### INFORMATION GIVEN ###
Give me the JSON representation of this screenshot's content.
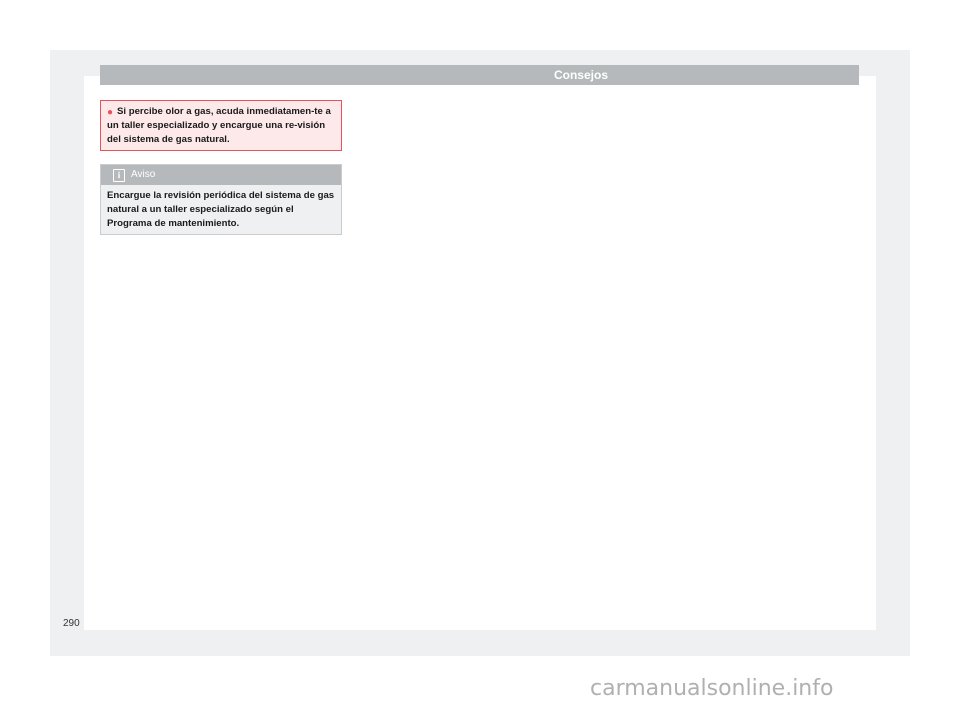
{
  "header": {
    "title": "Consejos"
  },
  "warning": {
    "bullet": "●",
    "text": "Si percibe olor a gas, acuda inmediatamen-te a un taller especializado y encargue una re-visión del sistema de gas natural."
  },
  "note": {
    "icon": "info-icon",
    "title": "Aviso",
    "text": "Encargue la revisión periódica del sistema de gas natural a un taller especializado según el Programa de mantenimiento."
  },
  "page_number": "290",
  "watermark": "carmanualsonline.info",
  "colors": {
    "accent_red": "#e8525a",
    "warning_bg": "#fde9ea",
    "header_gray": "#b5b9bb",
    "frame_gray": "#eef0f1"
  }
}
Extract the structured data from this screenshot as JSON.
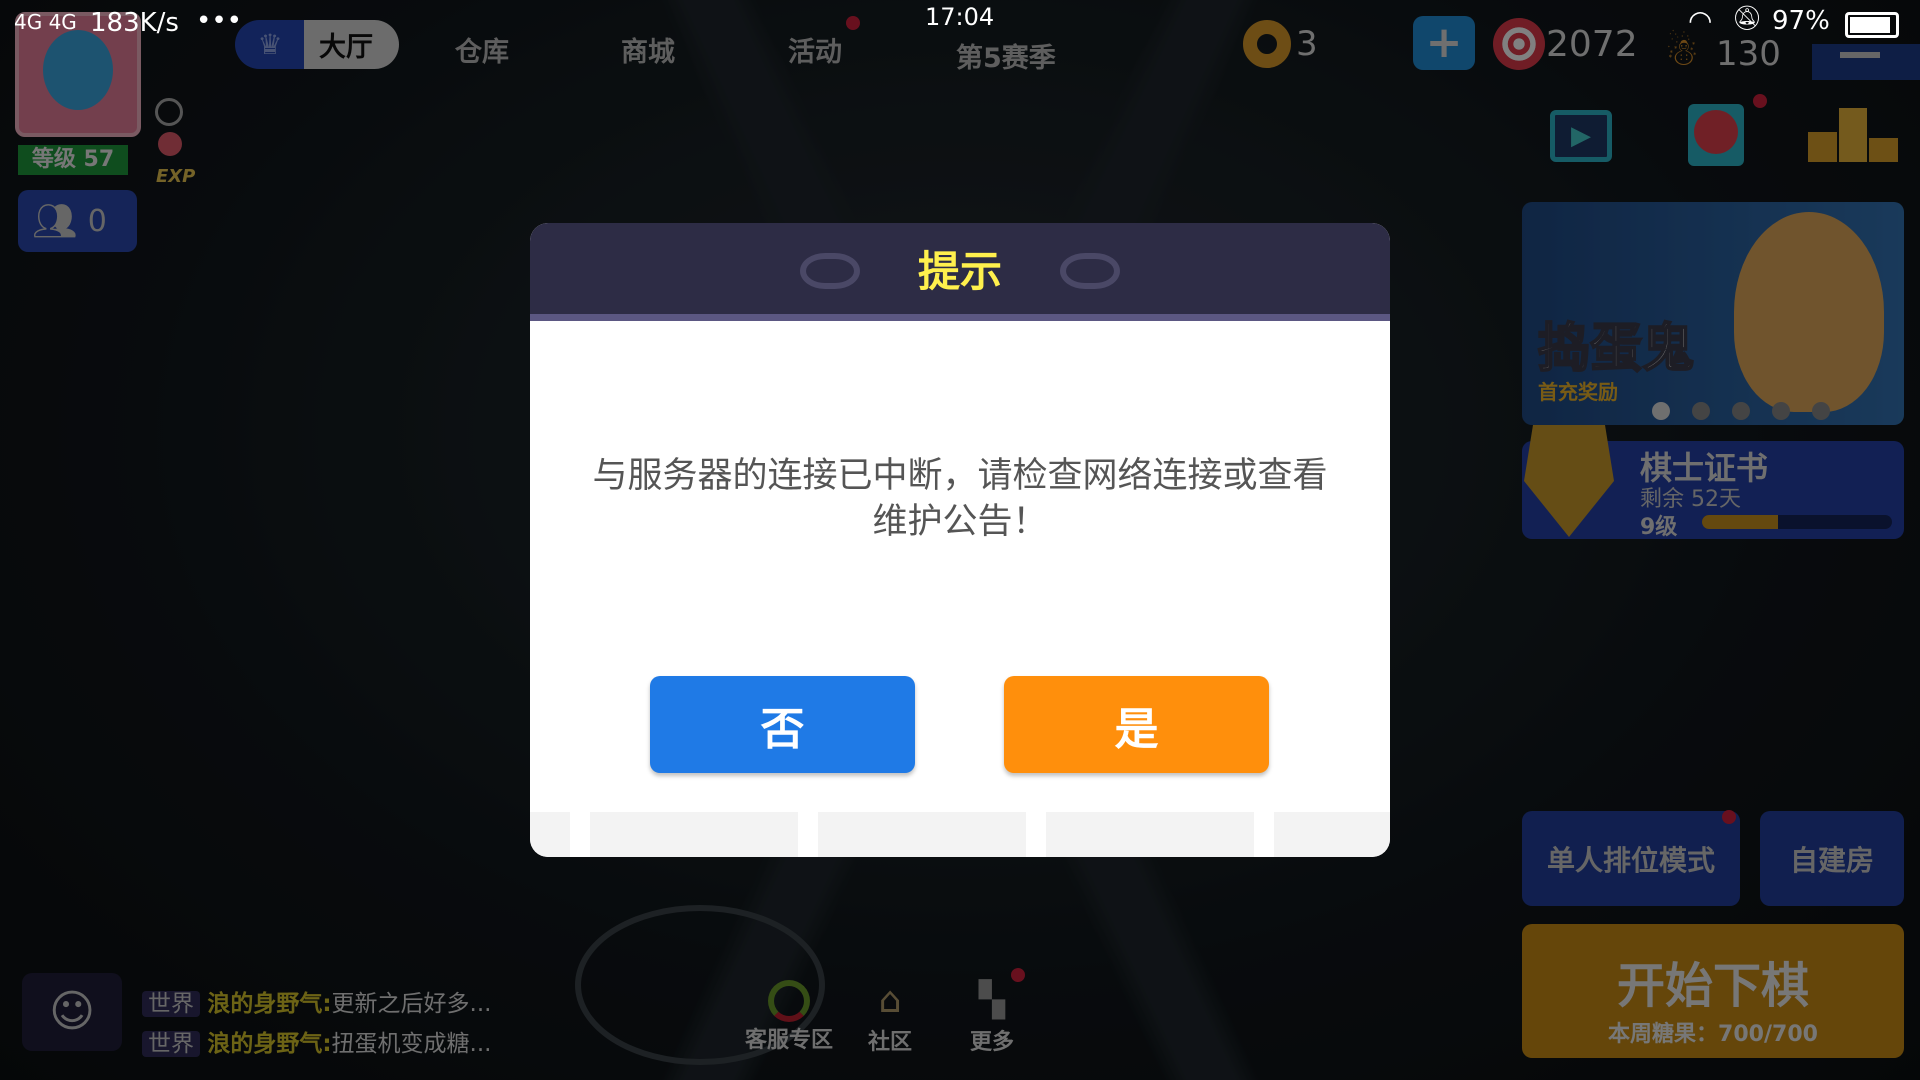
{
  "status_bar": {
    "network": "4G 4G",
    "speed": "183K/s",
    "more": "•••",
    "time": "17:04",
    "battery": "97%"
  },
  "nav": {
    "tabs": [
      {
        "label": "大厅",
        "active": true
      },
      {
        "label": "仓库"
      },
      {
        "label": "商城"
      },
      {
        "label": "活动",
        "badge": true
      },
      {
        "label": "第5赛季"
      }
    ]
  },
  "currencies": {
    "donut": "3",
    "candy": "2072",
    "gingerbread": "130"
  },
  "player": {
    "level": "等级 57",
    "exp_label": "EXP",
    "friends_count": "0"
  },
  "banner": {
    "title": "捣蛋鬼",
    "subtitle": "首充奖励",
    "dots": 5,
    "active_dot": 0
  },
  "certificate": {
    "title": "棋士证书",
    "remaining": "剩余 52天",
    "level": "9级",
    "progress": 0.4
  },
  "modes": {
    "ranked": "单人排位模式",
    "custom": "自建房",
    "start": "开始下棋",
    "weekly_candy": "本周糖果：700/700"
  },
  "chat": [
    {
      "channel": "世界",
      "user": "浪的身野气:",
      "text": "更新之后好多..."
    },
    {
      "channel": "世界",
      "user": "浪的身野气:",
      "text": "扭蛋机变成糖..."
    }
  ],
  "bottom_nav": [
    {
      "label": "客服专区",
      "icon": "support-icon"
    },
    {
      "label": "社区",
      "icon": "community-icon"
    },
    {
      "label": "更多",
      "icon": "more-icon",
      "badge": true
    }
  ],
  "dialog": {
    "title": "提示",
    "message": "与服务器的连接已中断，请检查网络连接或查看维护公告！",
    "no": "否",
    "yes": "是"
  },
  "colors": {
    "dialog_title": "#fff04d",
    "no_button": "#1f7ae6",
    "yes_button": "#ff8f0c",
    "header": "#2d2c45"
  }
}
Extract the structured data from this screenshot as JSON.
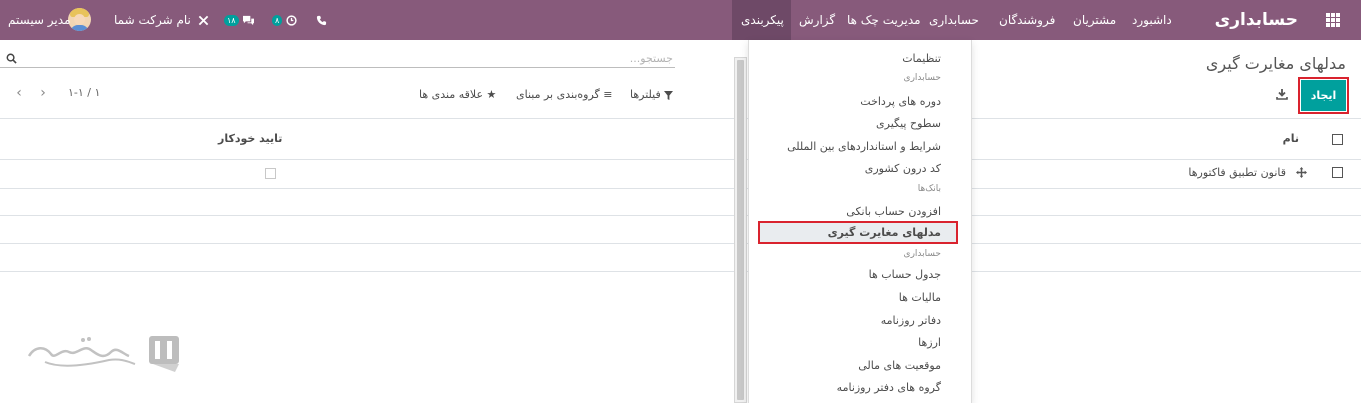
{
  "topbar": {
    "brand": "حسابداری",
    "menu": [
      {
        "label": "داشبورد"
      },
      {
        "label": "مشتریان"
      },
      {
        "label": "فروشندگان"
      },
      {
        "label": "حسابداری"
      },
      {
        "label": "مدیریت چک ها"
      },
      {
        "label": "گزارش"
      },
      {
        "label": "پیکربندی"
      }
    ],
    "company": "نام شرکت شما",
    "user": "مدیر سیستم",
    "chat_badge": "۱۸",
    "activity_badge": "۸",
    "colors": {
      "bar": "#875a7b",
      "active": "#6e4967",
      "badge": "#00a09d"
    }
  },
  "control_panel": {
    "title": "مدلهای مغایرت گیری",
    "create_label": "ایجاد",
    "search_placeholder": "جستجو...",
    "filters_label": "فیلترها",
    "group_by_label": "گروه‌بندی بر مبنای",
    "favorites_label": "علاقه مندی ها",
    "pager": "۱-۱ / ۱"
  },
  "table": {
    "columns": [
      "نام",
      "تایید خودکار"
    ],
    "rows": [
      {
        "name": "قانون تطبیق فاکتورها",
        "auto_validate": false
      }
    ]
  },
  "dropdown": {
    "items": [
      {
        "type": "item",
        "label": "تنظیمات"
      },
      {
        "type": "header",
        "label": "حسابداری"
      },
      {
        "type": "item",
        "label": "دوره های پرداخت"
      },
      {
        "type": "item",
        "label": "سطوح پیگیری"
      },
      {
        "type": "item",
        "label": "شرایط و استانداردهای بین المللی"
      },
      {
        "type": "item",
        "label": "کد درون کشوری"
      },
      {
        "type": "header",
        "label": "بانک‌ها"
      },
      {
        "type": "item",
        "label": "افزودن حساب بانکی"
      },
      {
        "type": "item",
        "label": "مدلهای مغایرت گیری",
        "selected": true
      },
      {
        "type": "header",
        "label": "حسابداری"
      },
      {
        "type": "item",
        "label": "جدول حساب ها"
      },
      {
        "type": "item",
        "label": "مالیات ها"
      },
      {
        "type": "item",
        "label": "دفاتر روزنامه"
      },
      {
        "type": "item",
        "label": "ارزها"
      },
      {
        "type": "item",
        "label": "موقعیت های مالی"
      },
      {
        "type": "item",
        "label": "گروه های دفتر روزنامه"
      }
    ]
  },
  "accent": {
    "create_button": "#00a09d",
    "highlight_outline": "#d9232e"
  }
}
###
Print out the material word for word, omitting the pictures.

Give me the JSON representation of this screenshot's content.
{
  "header": {
    "title": "Consejos"
  },
  "warning": {
    "bullet": "●",
    "text": "Si percibe olor a gas, acuda inmediatamen-te a un taller especializado y encargue una re-visión del sistema de gas natural."
  },
  "note": {
    "icon": "info-icon",
    "title": "Aviso",
    "text": "Encargue la revisión periódica del sistema de gas natural a un taller especializado según el Programa de mantenimiento."
  },
  "page_number": "290",
  "watermark": "carmanualsonline.info",
  "colors": {
    "accent_red": "#e8525a",
    "warning_bg": "#fde9ea",
    "header_gray": "#b5b9bb",
    "frame_gray": "#eef0f1"
  }
}
Extract the structured data from this screenshot as JSON.
{
  "status_bar": {
    "network": "4G 4G",
    "speed": "183K/s",
    "more": "•••",
    "time": "17:04",
    "battery": "97%"
  },
  "nav": {
    "tabs": [
      {
        "label": "大厅",
        "active": true
      },
      {
        "label": "仓库"
      },
      {
        "label": "商城"
      },
      {
        "label": "活动",
        "badge": true
      },
      {
        "label": "第5赛季"
      }
    ]
  },
  "currencies": {
    "donut": "3",
    "candy": "2072",
    "gingerbread": "130"
  },
  "player": {
    "level": "等级 57",
    "exp_label": "EXP",
    "friends_count": "0"
  },
  "banner": {
    "title": "捣蛋鬼",
    "subtitle": "首充奖励",
    "dots": 5,
    "active_dot": 0
  },
  "certificate": {
    "title": "棋士证书",
    "remaining": "剩余 52天",
    "level": "9级",
    "progress": 0.4
  },
  "modes": {
    "ranked": "单人排位模式",
    "custom": "自建房",
    "start": "开始下棋",
    "weekly_candy": "本周糖果：700/700"
  },
  "chat": [
    {
      "channel": "世界",
      "user": "浪的身野气:",
      "text": "更新之后好多..."
    },
    {
      "channel": "世界",
      "user": "浪的身野气:",
      "text": "扭蛋机变成糖..."
    }
  ],
  "bottom_nav": [
    {
      "label": "客服专区",
      "icon": "support-icon"
    },
    {
      "label": "社区",
      "icon": "community-icon"
    },
    {
      "label": "更多",
      "icon": "more-icon",
      "badge": true
    }
  ],
  "dialog": {
    "title": "提示",
    "message": "与服务器的连接已中断，请检查网络连接或查看维护公告！",
    "no": "否",
    "yes": "是"
  },
  "colors": {
    "dialog_title": "#fff04d",
    "no_button": "#1f7ae6",
    "yes_button": "#ff8f0c",
    "header": "#2d2c45"
  }
}
Extract the structured data from this screenshot as JSON.
{
  "topbar": {
    "brand": "حسابداری",
    "menu": [
      {
        "label": "داشبورد"
      },
      {
        "label": "مشتریان"
      },
      {
        "label": "فروشندگان"
      },
      {
        "label": "حسابداری"
      },
      {
        "label": "مدیریت چک ها"
      },
      {
        "label": "گزارش"
      },
      {
        "label": "پیکربندی"
      }
    ],
    "company": "نام شرکت شما",
    "user": "مدیر سیستم",
    "chat_badge": "۱۸",
    "activity_badge": "۸",
    "colors": {
      "bar": "#875a7b",
      "active": "#6e4967",
      "badge": "#00a09d"
    }
  },
  "control_panel": {
    "title": "مدلهای مغایرت گیری",
    "create_label": "ایجاد",
    "search_placeholder": "جستجو...",
    "filters_label": "فیلترها",
    "group_by_label": "گروه‌بندی بر مبنای",
    "favorites_label": "علاقه مندی ها",
    "pager": "۱-۱ / ۱"
  },
  "table": {
    "columns": [
      "نام",
      "تایید خودکار"
    ],
    "rows": [
      {
        "name": "قانون تطبیق فاکتورها",
        "auto_validate": false
      }
    ]
  },
  "dropdown": {
    "items": [
      {
        "type": "item",
        "label": "تنظیمات"
      },
      {
        "type": "header",
        "label": "حسابداری"
      },
      {
        "type": "item",
        "label": "دوره های پرداخت"
      },
      {
        "type": "item",
        "label": "سطوح پیگیری"
      },
      {
        "type": "item",
        "label": "شرایط و استانداردهای بین المللی"
      },
      {
        "type": "item",
        "label": "کد درون کشوری"
      },
      {
        "type": "header",
        "label": "بانک‌ها"
      },
      {
        "type": "item",
        "label": "افزودن حساب بانکی"
      },
      {
        "type": "item",
        "label": "مدلهای مغایرت گیری",
        "selected": true
      },
      {
        "type": "header",
        "label": "حسابداری"
      },
      {
        "type": "item",
        "label": "جدول حساب ها"
      },
      {
        "type": "item",
        "label": "مالیات ها"
      },
      {
        "type": "item",
        "label": "دفاتر روزنامه"
      },
      {
        "type": "item",
        "label": "ارزها"
      },
      {
        "type": "item",
        "label": "موقعیت های مالی"
      },
      {
        "type": "item",
        "label": "گروه های دفتر روزنامه"
      }
    ]
  },
  "accent": {
    "create_button": "#00a09d",
    "highlight_outline": "#d9232e"
  }
}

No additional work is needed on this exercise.